Question

The solution of differential equation ${\cos }^{2}x\frac{dy}{dx}-\left(\tan 2x\right)y={\cos }^{4}x,|x|<\frac{\pi }{4},$ where $y\left(\frac{\pi }{6}\right)=\frac{3\sqrt{3}}{8}$

• A. $y=\tan 2x{\cos }^{2}x$
• B. $y=\cot 2x{\cos }^{2}x$
• C. $2y=\tan 2x{\cos }^{2}x$
• D. $2y=\cot 2x{\cos }^{2}x$

Answer 1

The correct option is A $y=\tan 2x{\cos }^{2}x$

Given that:-

${\cos }^{2}x\frac{dy}{dx}-\left(\tan 2x\right)y={\cos }^{4}x,|x|<\frac{\pi }{4},$ where $y\left(\frac{\pi }{6}\right)=\frac{3\sqrt{3}}{8}$

To find:- Solution of the given equation.

Solution:- $\because {\cos }^{2}x\left(\frac{dy}{dx}\right)-\left(\tan 2x\right)y={\cos }^{4}x$

$\Rightarrow {\cos }^{2}x\left(\frac{dy}{dx}\right)-\tan 2xy={\cos }^{4}x$

$\Rightarrow \frac{dy}{dx}-\frac{\tan 2x}{{\cos }^{2}x}.y={\cos }^{4}x$

Now, we will compat the eqn i to

$\frac{dy}{dx}+Py=B$

$\therefore P=f\left(x\right)$

$B=f\left(x\right)$

So, Integration factor (I.F) $=e^{\int Pdx}$

Here we will find the value of $-\frac{\tan 2x}{{\cos }^{2}x}$

$-\int \frac{\tan 2x}{{\cos }^{2}x}dx$

$=-\int \frac{2\sin 2x}{\cos 2x\left(2{\cos }^{2}x\right)}dx$

$=-\int \frac{2\sin 2xdx}{\cos 2x(1+\cos 2x)}$

Let, $t=\cos 2x$

$\Rightarrow dt=-2\sin xdx$

$\Rightarrow =\int \frac{dt}{t(1+t)}$

$=\int \frac{1}{t}-\frac{1}{1+t}dt$

$=ln\left|\frac{t}{1+t}\right|$

$=ln\left|\frac{\cos 2x}{1+\cos 2x}\right|$

Now, putting $ln\left|\frac{\cos 2x}{1+\cos 2x}\right|$ in I.F

$\therefore e^{Pdx}$

$=e^{ln}\left|\frac{\cos 2x}{1+\cos 2x}\right|$

$=\frac{\cos 2x}{1+\cos 2x}$

$=\frac{\cos 2x}{2{\cos }^{2}x}$

Since, multiplying eqn i by I.F both side, we get.

* EXTRACTED ENTRIES:
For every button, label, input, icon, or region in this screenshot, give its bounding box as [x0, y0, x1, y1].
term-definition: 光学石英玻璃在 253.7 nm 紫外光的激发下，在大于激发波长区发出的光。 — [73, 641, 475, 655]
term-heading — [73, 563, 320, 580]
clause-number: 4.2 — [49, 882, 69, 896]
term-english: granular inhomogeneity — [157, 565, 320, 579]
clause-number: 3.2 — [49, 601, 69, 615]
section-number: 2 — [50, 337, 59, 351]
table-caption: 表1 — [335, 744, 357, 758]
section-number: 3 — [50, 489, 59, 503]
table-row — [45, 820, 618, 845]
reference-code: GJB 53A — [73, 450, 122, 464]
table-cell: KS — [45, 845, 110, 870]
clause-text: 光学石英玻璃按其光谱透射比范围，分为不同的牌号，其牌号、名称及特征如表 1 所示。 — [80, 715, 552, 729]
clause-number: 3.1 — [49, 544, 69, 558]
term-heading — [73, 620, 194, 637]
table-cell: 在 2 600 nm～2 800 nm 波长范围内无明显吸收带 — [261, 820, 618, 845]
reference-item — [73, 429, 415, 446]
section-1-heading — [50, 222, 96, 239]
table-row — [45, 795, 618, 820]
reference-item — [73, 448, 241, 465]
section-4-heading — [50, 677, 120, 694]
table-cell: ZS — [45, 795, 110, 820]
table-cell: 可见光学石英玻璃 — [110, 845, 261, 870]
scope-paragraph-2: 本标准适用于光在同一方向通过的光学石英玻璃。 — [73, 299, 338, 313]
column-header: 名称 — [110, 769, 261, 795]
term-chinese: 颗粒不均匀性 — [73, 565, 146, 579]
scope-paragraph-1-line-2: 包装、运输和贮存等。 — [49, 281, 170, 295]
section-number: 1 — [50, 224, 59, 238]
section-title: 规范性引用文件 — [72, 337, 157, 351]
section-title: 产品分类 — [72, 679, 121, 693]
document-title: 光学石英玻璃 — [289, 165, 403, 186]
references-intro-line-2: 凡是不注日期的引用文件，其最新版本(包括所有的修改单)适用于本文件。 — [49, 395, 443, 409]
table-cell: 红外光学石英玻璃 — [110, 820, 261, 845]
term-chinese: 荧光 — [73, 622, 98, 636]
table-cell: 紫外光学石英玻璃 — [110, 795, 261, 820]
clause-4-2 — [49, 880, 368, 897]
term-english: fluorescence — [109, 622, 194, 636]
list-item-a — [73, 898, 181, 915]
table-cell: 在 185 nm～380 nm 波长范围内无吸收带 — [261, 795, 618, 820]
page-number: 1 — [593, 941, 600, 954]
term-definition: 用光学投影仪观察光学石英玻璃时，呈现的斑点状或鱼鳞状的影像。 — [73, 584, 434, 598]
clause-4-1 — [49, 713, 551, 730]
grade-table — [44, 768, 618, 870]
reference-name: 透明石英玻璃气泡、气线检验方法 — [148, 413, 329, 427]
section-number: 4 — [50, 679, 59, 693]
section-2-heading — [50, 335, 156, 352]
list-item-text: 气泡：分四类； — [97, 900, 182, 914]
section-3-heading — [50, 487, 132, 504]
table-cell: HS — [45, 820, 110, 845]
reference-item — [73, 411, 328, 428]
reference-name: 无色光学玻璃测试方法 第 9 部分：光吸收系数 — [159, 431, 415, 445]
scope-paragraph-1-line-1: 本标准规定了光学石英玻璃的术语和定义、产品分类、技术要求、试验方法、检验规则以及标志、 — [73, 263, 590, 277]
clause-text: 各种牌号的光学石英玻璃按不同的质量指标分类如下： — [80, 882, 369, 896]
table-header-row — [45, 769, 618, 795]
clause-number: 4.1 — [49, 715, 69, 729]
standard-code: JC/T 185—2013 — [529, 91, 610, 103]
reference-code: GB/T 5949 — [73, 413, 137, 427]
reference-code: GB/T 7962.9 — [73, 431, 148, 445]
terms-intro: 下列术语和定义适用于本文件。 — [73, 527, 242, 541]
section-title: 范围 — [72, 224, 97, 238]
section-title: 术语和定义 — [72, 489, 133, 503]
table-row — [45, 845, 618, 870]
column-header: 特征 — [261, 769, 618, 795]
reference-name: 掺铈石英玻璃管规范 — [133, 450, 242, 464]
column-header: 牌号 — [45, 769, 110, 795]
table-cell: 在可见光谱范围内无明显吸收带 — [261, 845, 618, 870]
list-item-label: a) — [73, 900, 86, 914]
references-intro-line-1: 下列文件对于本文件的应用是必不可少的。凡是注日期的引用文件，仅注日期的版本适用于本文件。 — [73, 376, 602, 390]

* STATED TASK: Write out everything in the differential equation solution from "The correct option" down to "the given equation.", word for word.

* OUTPUT FOR THIS TASK:
The correct option is A $y=\tan 2x{\cos }^{2}x$

Given that:-

${\cos }^{2}x\frac{dy}{dx}-\left(\tan 2x\right)y={\cos }^{4}x,|x|<\frac{\pi }{4},$ where $y\left(\frac{\pi }{6}\right)=\frac{3\sqrt{3}}{8}$

To find:- Solution of the given equation.